[BEGIN Given information]

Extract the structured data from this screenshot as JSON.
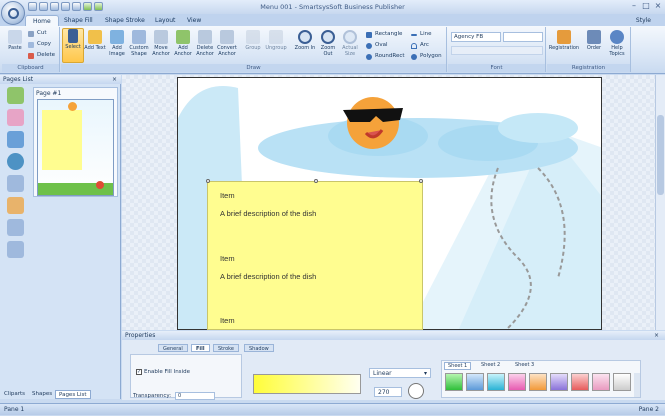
{
  "app": {
    "title": "Menu 001 - SmartsysSoft Business Publisher",
    "style_label": "Style"
  },
  "tabs": [
    "Home",
    "Shape Fill",
    "Shape Stroke",
    "Layout",
    "View"
  ],
  "ribbon": {
    "clipboard": {
      "label": "Clipboard",
      "paste": "Paste",
      "cut": "Cut",
      "copy": "Copy",
      "delete": "Delete"
    },
    "draw": {
      "label": "Draw",
      "buttons": [
        "Select",
        "Add Text",
        "Add Image",
        "Custom Shape",
        "Move Anchor",
        "Add Anchor",
        "Delete Anchor",
        "Convert Anchor",
        "Group",
        "Ungroup",
        "Zoom In",
        "Zoom Out",
        "Actual Size"
      ],
      "shapes": [
        "Rectangle",
        "Oval",
        "RoundRect",
        "Line",
        "Arc",
        "Polygon"
      ]
    },
    "font": {
      "label": "Font",
      "font_name": "Agency FB"
    },
    "registration": {
      "label": "Registration",
      "buttons": [
        "Registration",
        "Order",
        "Help Topics"
      ]
    }
  },
  "pages_panel": {
    "title": "Pages List",
    "page_label": "Page #1",
    "bottom_tabs": [
      "Cliparts",
      "Shapes",
      "Pages List"
    ]
  },
  "canvas": {
    "items": [
      {
        "name": "Item",
        "desc": "A brief description of the dish"
      },
      {
        "name": "Item",
        "desc": "A brief description of the dish"
      },
      {
        "name": "Item"
      }
    ]
  },
  "properties": {
    "title": "Properties",
    "tabs": [
      "General",
      "Fill",
      "Stroke",
      "Shadow"
    ],
    "enable_fill": "Enable Fill Inside",
    "transparency_label": "Transparency:",
    "transparency_value": "0",
    "gradient_type": "Linear",
    "angle": "270",
    "sheets": [
      "Sheet 1",
      "Sheet 2",
      "Sheet 3"
    ]
  },
  "status": {
    "left": "Pane 1",
    "right": "Pane 2"
  },
  "colors": {
    "accent": "#1e395b",
    "note": "#fffd90",
    "sky": "#9fd8f2"
  }
}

[END Given information]

_Work to be completed:_ Pictures appear in the records above. Output everything except them, exactly.

_Output for this exercise:_
Extract the structured data from this screenshot as JSON.
{
  "app": {
    "title": "Menu 001 - SmartsysSoft Business Publisher",
    "style_label": "Style"
  },
  "tabs": [
    "Home",
    "Shape Fill",
    "Shape Stroke",
    "Layout",
    "View"
  ],
  "ribbon": {
    "clipboard": {
      "label": "Clipboard",
      "paste": "Paste",
      "cut": "Cut",
      "copy": "Copy",
      "delete": "Delete"
    },
    "draw": {
      "label": "Draw",
      "buttons": [
        "Select",
        "Add Text",
        "Add Image",
        "Custom Shape",
        "Move Anchor",
        "Add Anchor",
        "Delete Anchor",
        "Convert Anchor",
        "Group",
        "Ungroup",
        "Zoom In",
        "Zoom Out",
        "Actual Size"
      ],
      "shapes": [
        "Rectangle",
        "Oval",
        "RoundRect",
        "Line",
        "Arc",
        "Polygon"
      ]
    },
    "font": {
      "label": "Font",
      "font_name": "Agency FB"
    },
    "registration": {
      "label": "Registration",
      "buttons": [
        "Registration",
        "Order",
        "Help Topics"
      ]
    }
  },
  "pages_panel": {
    "title": "Pages List",
    "page_label": "Page #1",
    "bottom_tabs": [
      "Cliparts",
      "Shapes",
      "Pages List"
    ]
  },
  "canvas": {
    "items": [
      {
        "name": "Item",
        "desc": "A brief description of the dish"
      },
      {
        "name": "Item",
        "desc": "A brief description of the dish"
      },
      {
        "name": "Item"
      }
    ]
  },
  "properties": {
    "title": "Properties",
    "tabs": [
      "General",
      "Fill",
      "Stroke",
      "Shadow"
    ],
    "enable_fill": "Enable Fill Inside",
    "transparency_label": "Transparency:",
    "transparency_value": "0",
    "gradient_type": "Linear",
    "angle": "270",
    "sheets": [
      "Sheet 1",
      "Sheet 2",
      "Sheet 3"
    ]
  },
  "status": {
    "left": "Pane 1",
    "right": "Pane 2"
  },
  "colors": {
    "accent": "#1e395b",
    "note": "#fffd90",
    "sky": "#9fd8f2"
  }
}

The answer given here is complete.